**TASK INPUTS:**
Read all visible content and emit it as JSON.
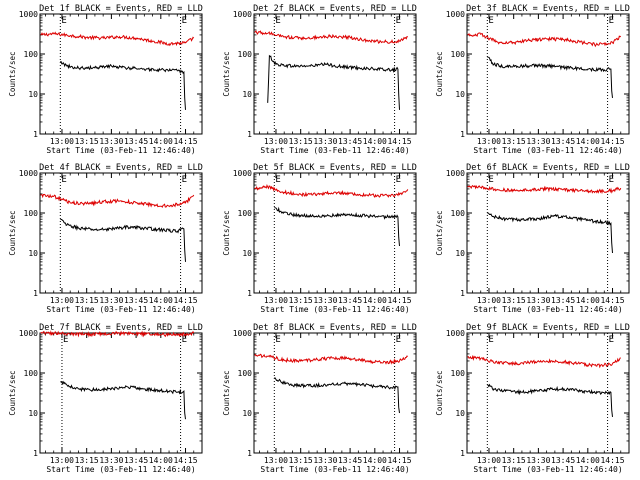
{
  "figure": {
    "common": {
      "ylabel": "Counts/sec",
      "xlabel": "Start Time (03-Feb-11 12:46:40)",
      "x_tick_labels": [
        "13:00",
        "13:15",
        "13:30",
        "13:45",
        "14:00",
        "14:15"
      ],
      "y_tick_labels": [
        "1",
        "10",
        "100",
        "1000"
      ],
      "marker_labels": [
        "E",
        "E"
      ]
    }
  },
  "chart_data": [
    {
      "type": "line",
      "title": "Det 1f BLACK = Events, RED = LLD",
      "yscale": "log",
      "ylim": [
        1,
        1000
      ],
      "x_range": [
        "12:46:40",
        "14:25"
      ],
      "markers": [
        "12:59",
        "14:12"
      ],
      "series": [
        {
          "name": "LLD",
          "color": "#dd0000",
          "t": [
            "12:47",
            "12:55",
            "13:05",
            "13:15",
            "13:25",
            "13:35",
            "13:45",
            "13:55",
            "14:05",
            "14:15",
            "14:20"
          ],
          "values": [
            300,
            320,
            290,
            260,
            250,
            270,
            250,
            210,
            180,
            190,
            250
          ]
        },
        {
          "name": "Events",
          "color": "#000000",
          "t": [
            "12:59",
            "13:03",
            "13:10",
            "13:20",
            "13:30",
            "13:40",
            "13:50",
            "14:00",
            "14:10",
            "14:14",
            "14:14:30",
            "14:15"
          ],
          "values": [
            65,
            50,
            45,
            45,
            50,
            45,
            42,
            40,
            38,
            35,
            8,
            4
          ]
        }
      ]
    },
    {
      "type": "line",
      "title": "Det 2f BLACK = Events, RED = LLD",
      "yscale": "log",
      "ylim": [
        1,
        1000
      ],
      "x_range": [
        "12:46:40",
        "14:25"
      ],
      "markers": [
        "12:59",
        "14:12"
      ],
      "series": [
        {
          "name": "LLD",
          "color": "#dd0000",
          "t": [
            "12:47",
            "12:55",
            "13:05",
            "13:15",
            "13:25",
            "13:35",
            "13:45",
            "13:55",
            "14:05",
            "14:15",
            "14:20"
          ],
          "values": [
            350,
            330,
            270,
            250,
            260,
            280,
            260,
            220,
            200,
            210,
            270
          ]
        },
        {
          "name": "Events",
          "color": "#000000",
          "t": [
            "12:55",
            "12:56",
            "13:00",
            "13:10",
            "13:20",
            "13:30",
            "13:40",
            "13:50",
            "14:00",
            "14:10",
            "14:14",
            "14:14:30",
            "14:15"
          ],
          "values": [
            6,
            90,
            55,
            50,
            50,
            55,
            48,
            45,
            42,
            40,
            42,
            10,
            4
          ]
        }
      ]
    },
    {
      "type": "line",
      "title": "Det 3f BLACK = Events, RED = LLD",
      "yscale": "log",
      "ylim": [
        1,
        1000
      ],
      "x_range": [
        "12:46:40",
        "14:25"
      ],
      "markers": [
        "12:59",
        "14:12"
      ],
      "series": [
        {
          "name": "LLD",
          "color": "#dd0000",
          "t": [
            "12:47",
            "12:55",
            "13:05",
            "13:15",
            "13:25",
            "13:35",
            "13:45",
            "13:55",
            "14:05",
            "14:15",
            "14:20"
          ],
          "values": [
            300,
            310,
            200,
            190,
            220,
            240,
            230,
            200,
            170,
            190,
            280
          ]
        },
        {
          "name": "Events",
          "color": "#000000",
          "t": [
            "12:59",
            "13:03",
            "13:10",
            "13:20",
            "13:30",
            "13:40",
            "13:50",
            "14:00",
            "14:10",
            "14:14",
            "14:14:30",
            "14:15"
          ],
          "values": [
            85,
            55,
            48,
            50,
            52,
            48,
            45,
            42,
            40,
            42,
            12,
            8
          ]
        }
      ]
    },
    {
      "type": "line",
      "title": "Det 4f BLACK = Events, RED = LLD",
      "yscale": "log",
      "ylim": [
        1,
        1000
      ],
      "x_range": [
        "12:46:40",
        "14:25"
      ],
      "markers": [
        "12:59",
        "14:12"
      ],
      "series": [
        {
          "name": "LLD",
          "color": "#dd0000",
          "t": [
            "12:47",
            "12:55",
            "13:05",
            "13:15",
            "13:25",
            "13:35",
            "13:45",
            "13:55",
            "14:05",
            "14:15",
            "14:20"
          ],
          "values": [
            280,
            260,
            180,
            170,
            190,
            200,
            180,
            160,
            150,
            180,
            280
          ]
        },
        {
          "name": "Events",
          "color": "#000000",
          "t": [
            "12:59",
            "13:03",
            "13:10",
            "13:20",
            "13:30",
            "13:40",
            "13:50",
            "14:00",
            "14:10",
            "14:14",
            "14:14:30",
            "14:15"
          ],
          "values": [
            70,
            50,
            42,
            38,
            40,
            45,
            42,
            38,
            35,
            40,
            12,
            6
          ]
        }
      ]
    },
    {
      "type": "line",
      "title": "Det 5f BLACK = Events, RED = LLD",
      "yscale": "log",
      "ylim": [
        1,
        1000
      ],
      "x_range": [
        "12:46:40",
        "14:25"
      ],
      "markers": [
        "12:59",
        "14:12"
      ],
      "series": [
        {
          "name": "LLD",
          "color": "#dd0000",
          "t": [
            "12:47",
            "12:55",
            "13:05",
            "13:15",
            "13:25",
            "13:35",
            "13:45",
            "13:55",
            "14:05",
            "14:15",
            "14:20"
          ],
          "values": [
            400,
            450,
            330,
            290,
            300,
            320,
            310,
            280,
            270,
            290,
            390
          ]
        },
        {
          "name": "Events",
          "color": "#000000",
          "t": [
            "12:59",
            "13:03",
            "13:10",
            "13:20",
            "13:30",
            "13:40",
            "13:50",
            "14:00",
            "14:10",
            "14:14",
            "14:14:30",
            "14:15"
          ],
          "values": [
            135,
            110,
            90,
            85,
            85,
            90,
            88,
            82,
            80,
            80,
            25,
            15
          ]
        }
      ]
    },
    {
      "type": "line",
      "title": "Det 6f BLACK = Events, RED = LLD",
      "yscale": "log",
      "ylim": [
        1,
        1000
      ],
      "x_range": [
        "12:46:40",
        "14:25"
      ],
      "markers": [
        "12:59",
        "14:12"
      ],
      "series": [
        {
          "name": "LLD",
          "color": "#dd0000",
          "t": [
            "12:47",
            "12:55",
            "13:05",
            "13:15",
            "13:25",
            "13:35",
            "13:45",
            "13:55",
            "14:05",
            "14:15",
            "14:20"
          ],
          "values": [
            450,
            440,
            390,
            360,
            380,
            400,
            380,
            360,
            350,
            360,
            420
          ]
        },
        {
          "name": "Events",
          "color": "#000000",
          "t": [
            "12:59",
            "13:03",
            "13:10",
            "13:20",
            "13:30",
            "13:40",
            "13:50",
            "14:00",
            "14:10",
            "14:14",
            "14:14:30",
            "14:15"
          ],
          "values": [
            100,
            80,
            70,
            68,
            72,
            85,
            75,
            65,
            58,
            55,
            18,
            10
          ]
        }
      ]
    },
    {
      "type": "line",
      "title": "Det 7f BLACK = Events, RED = LLD",
      "yscale": "log",
      "ylim": [
        1,
        1000
      ],
      "x_range": [
        "12:46:40",
        "14:25"
      ],
      "markers": [
        "13:00",
        "14:12"
      ],
      "series": [
        {
          "name": "LLD",
          "color": "#dd0000",
          "t": [
            "12:47",
            "12:55",
            "13:05",
            "13:15",
            "13:25",
            "13:35",
            "13:45",
            "13:55",
            "14:05",
            "14:15",
            "14:20"
          ],
          "values": [
            1000,
            1000,
            950,
            920,
            950,
            980,
            950,
            920,
            900,
            930,
            1000
          ]
        },
        {
          "name": "Events",
          "color": "#000000",
          "t": [
            "12:59",
            "13:03",
            "13:10",
            "13:20",
            "13:30",
            "13:40",
            "13:50",
            "14:00",
            "14:10",
            "14:14",
            "14:14:30",
            "14:15"
          ],
          "values": [
            60,
            50,
            40,
            38,
            40,
            45,
            40,
            36,
            33,
            35,
            10,
            7
          ]
        }
      ]
    },
    {
      "type": "line",
      "title": "Det 8f BLACK = Events, RED = LLD",
      "yscale": "log",
      "ylim": [
        1,
        1000
      ],
      "x_range": [
        "12:46:40",
        "14:25"
      ],
      "markers": [
        "12:59",
        "14:12"
      ],
      "series": [
        {
          "name": "LLD",
          "color": "#dd0000",
          "t": [
            "12:47",
            "12:55",
            "13:05",
            "13:15",
            "13:25",
            "13:35",
            "13:45",
            "13:55",
            "14:05",
            "14:15",
            "14:20"
          ],
          "values": [
            280,
            260,
            210,
            200,
            220,
            240,
            230,
            200,
            180,
            200,
            260
          ]
        },
        {
          "name": "Events",
          "color": "#000000",
          "t": [
            "12:59",
            "13:03",
            "13:10",
            "13:20",
            "13:30",
            "13:40",
            "13:50",
            "14:00",
            "14:10",
            "14:14",
            "14:14:30",
            "14:15"
          ],
          "values": [
            75,
            60,
            50,
            48,
            50,
            55,
            52,
            46,
            43,
            45,
            14,
            10
          ]
        }
      ]
    },
    {
      "type": "line",
      "title": "Det 9f BLACK = Events, RED = LLD",
      "yscale": "log",
      "ylim": [
        1,
        1000
      ],
      "x_range": [
        "12:46:40",
        "14:25"
      ],
      "markers": [
        "12:59",
        "14:12"
      ],
      "series": [
        {
          "name": "LLD",
          "color": "#dd0000",
          "t": [
            "12:47",
            "12:55",
            "13:05",
            "13:15",
            "13:25",
            "13:35",
            "13:45",
            "13:55",
            "14:05",
            "14:15",
            "14:20"
          ],
          "values": [
            250,
            230,
            180,
            170,
            185,
            200,
            190,
            170,
            150,
            170,
            240
          ]
        },
        {
          "name": "Events",
          "color": "#000000",
          "t": [
            "12:59",
            "13:03",
            "13:10",
            "13:20",
            "13:30",
            "13:40",
            "13:50",
            "14:00",
            "14:10",
            "14:14",
            "14:14:30",
            "14:15"
          ],
          "values": [
            50,
            40,
            35,
            33,
            36,
            40,
            38,
            34,
            32,
            33,
            12,
            8
          ]
        }
      ]
    }
  ]
}
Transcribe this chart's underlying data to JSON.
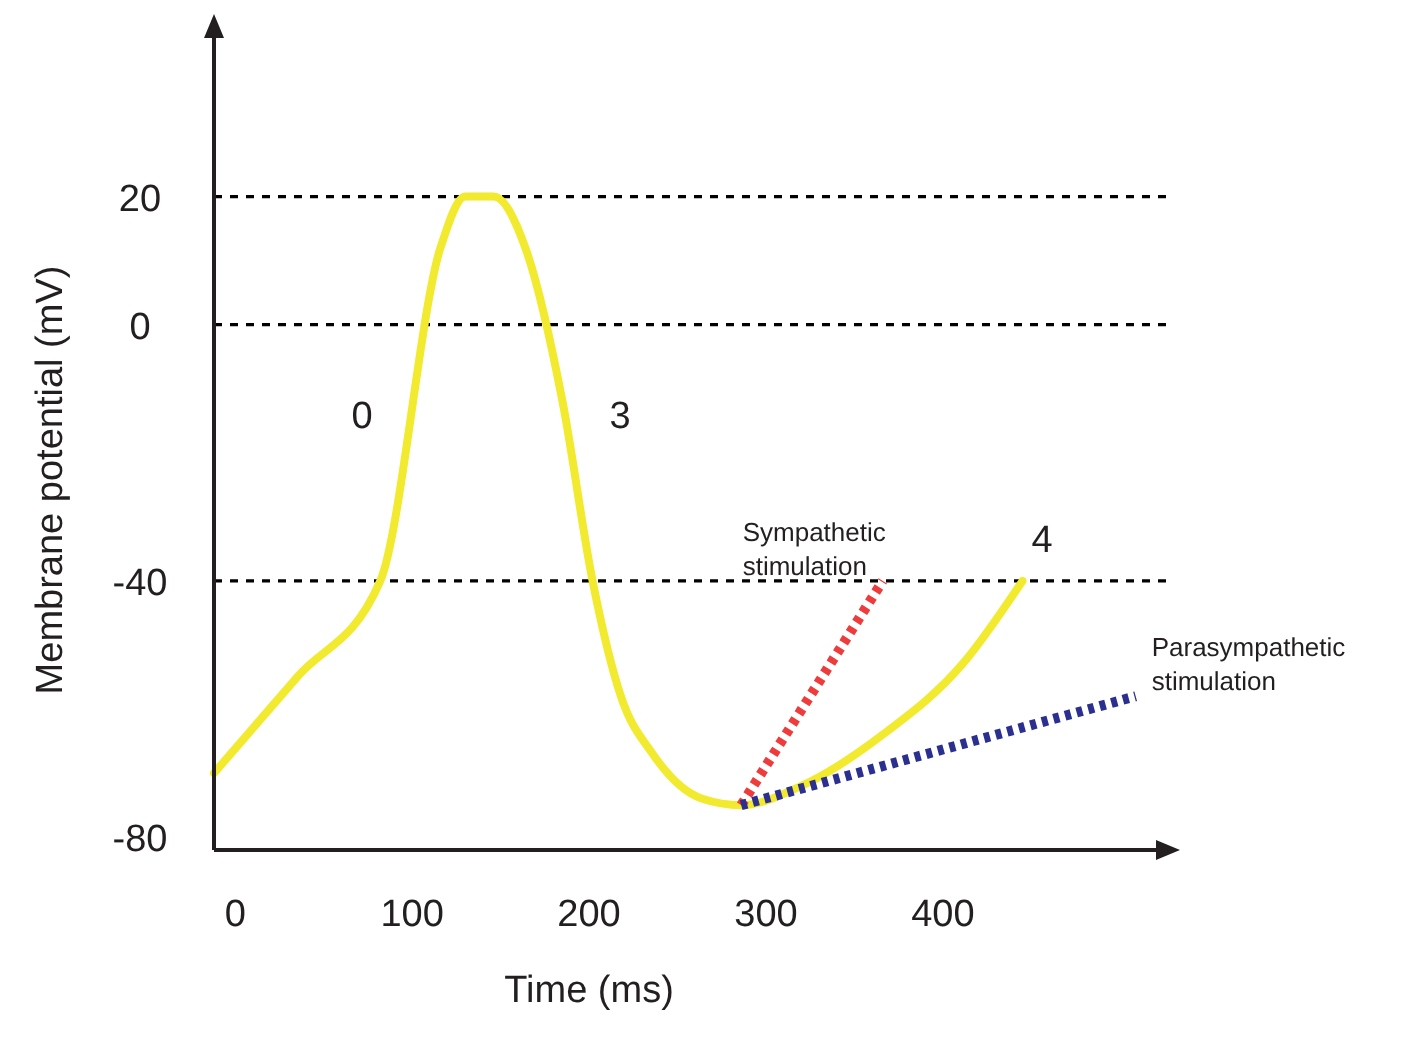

**WHAT YOU ARE ASKED TO DO:** In the entries above, find every line holding the word "JSON" and copy it out.

**COMPLETE ANSWER:**
Read all visible content and emit it as JSON.
Transcribe this chart's underlying data to JSON.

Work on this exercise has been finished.